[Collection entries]
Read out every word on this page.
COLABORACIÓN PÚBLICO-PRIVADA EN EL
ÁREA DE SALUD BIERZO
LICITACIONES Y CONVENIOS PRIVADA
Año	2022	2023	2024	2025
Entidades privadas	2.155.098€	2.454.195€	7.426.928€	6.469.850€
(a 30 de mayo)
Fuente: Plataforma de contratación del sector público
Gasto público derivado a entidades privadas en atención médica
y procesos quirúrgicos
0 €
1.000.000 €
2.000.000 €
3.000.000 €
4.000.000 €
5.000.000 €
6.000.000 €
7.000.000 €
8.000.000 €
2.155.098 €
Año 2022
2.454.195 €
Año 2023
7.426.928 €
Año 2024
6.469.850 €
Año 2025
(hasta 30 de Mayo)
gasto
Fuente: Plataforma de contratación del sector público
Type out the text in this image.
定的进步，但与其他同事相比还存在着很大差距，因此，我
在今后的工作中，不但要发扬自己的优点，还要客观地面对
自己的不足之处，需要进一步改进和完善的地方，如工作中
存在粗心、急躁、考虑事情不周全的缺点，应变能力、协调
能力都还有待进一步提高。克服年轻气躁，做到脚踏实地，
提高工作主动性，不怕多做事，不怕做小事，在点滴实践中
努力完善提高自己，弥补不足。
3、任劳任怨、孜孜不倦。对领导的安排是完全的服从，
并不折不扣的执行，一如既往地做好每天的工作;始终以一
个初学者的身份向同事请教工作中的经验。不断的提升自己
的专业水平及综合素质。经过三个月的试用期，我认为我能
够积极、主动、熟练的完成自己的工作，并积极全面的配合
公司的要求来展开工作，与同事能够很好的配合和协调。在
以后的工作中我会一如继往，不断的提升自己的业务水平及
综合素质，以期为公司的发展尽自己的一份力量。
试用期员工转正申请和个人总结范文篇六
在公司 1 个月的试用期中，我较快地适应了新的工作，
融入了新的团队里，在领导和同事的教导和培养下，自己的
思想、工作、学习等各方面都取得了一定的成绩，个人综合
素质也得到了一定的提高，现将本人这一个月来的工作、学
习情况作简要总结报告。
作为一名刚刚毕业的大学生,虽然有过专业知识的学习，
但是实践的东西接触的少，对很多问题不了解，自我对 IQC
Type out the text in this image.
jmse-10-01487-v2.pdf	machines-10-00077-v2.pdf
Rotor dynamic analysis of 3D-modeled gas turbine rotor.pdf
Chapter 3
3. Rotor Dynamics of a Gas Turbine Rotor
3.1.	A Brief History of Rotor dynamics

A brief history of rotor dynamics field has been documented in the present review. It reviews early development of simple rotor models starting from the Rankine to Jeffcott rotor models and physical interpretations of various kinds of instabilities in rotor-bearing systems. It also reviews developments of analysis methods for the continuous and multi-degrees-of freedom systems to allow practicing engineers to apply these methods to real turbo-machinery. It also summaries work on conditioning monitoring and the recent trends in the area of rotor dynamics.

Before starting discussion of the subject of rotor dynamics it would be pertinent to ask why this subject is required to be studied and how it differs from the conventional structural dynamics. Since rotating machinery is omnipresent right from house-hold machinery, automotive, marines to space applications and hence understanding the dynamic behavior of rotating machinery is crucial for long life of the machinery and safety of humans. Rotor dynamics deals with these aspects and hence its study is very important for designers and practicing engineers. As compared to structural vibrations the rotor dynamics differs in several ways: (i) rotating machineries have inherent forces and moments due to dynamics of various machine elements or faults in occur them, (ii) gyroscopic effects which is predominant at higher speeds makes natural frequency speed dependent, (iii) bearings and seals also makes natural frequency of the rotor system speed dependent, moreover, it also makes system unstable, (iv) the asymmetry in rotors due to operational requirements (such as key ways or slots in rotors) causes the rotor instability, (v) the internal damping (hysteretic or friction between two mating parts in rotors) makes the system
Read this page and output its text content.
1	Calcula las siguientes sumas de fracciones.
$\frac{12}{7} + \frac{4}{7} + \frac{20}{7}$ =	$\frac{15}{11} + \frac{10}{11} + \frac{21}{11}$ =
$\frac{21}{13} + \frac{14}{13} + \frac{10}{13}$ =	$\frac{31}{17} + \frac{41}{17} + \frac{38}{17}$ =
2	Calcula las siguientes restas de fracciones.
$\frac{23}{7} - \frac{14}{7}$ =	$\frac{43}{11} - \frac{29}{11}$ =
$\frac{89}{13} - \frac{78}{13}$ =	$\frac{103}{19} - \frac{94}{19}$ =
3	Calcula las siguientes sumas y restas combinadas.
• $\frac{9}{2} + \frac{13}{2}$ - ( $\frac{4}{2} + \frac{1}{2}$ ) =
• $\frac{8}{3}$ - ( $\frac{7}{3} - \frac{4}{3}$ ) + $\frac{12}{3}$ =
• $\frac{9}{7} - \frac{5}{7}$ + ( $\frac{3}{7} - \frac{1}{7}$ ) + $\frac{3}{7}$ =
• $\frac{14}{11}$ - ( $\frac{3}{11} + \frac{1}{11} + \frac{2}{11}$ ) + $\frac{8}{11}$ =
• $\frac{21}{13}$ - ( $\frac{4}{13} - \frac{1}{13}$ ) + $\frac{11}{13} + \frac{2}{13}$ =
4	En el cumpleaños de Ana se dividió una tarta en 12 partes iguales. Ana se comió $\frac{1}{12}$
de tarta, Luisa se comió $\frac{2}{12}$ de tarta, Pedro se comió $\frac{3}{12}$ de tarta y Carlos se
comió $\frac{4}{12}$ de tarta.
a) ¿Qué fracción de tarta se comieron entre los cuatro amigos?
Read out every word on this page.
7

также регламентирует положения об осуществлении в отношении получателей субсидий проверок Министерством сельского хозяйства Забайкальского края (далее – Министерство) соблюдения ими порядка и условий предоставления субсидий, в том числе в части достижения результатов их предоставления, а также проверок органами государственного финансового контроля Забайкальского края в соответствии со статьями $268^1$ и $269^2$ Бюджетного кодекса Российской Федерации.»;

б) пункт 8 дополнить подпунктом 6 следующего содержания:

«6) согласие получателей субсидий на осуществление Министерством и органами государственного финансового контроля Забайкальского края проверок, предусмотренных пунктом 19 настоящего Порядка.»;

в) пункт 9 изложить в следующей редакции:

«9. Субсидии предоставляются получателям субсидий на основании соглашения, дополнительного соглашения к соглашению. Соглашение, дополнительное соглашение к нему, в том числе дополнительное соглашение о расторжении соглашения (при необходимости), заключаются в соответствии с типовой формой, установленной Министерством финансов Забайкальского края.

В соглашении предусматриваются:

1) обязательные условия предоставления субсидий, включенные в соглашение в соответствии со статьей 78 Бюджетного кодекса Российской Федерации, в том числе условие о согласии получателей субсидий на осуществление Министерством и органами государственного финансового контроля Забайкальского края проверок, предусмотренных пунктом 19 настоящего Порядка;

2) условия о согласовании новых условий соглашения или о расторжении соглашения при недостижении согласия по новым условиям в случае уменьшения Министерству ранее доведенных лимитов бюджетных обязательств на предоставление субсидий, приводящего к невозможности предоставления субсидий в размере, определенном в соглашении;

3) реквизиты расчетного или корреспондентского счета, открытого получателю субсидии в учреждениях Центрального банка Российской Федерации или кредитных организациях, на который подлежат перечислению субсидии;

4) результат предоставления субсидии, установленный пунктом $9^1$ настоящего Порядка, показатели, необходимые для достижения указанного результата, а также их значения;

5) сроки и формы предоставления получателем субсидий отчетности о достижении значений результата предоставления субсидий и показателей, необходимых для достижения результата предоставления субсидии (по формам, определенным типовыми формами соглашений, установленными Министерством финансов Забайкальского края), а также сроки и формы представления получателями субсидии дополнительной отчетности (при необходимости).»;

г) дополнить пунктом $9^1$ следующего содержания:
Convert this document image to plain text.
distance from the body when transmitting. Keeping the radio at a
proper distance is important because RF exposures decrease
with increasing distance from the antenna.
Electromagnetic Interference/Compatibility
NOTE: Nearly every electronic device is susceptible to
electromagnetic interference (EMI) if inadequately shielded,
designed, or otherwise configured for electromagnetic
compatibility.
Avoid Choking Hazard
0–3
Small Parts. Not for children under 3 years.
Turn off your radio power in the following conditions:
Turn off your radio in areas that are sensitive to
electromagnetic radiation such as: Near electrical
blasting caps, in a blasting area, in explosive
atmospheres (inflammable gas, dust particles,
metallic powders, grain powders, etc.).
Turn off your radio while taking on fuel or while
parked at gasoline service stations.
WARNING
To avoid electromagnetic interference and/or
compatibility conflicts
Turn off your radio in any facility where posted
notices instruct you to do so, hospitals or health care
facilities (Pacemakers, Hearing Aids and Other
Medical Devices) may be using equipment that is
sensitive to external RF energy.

#### Objective
Using the records given above, list every line that includes the word "предусмотренных".

#### The result
«6) согласие получателей субсидий на осуществление Министерством и органами государственного финансового контроля Забайкальского края проверок, предусмотренных пунктом 19 настоящего Порядка.»;
1) обязательные условия предоставления субсидий, включенные в соглашение в соответствии со статьей 78 Бюджетного кодекса Российской Федерации, в том числе условие о согласии получателей субсидий на осуществление Министерством и органами государственного финансового контроля Забайкальского края проверок, предусмотренных пунктом 19 настоящего Порядка;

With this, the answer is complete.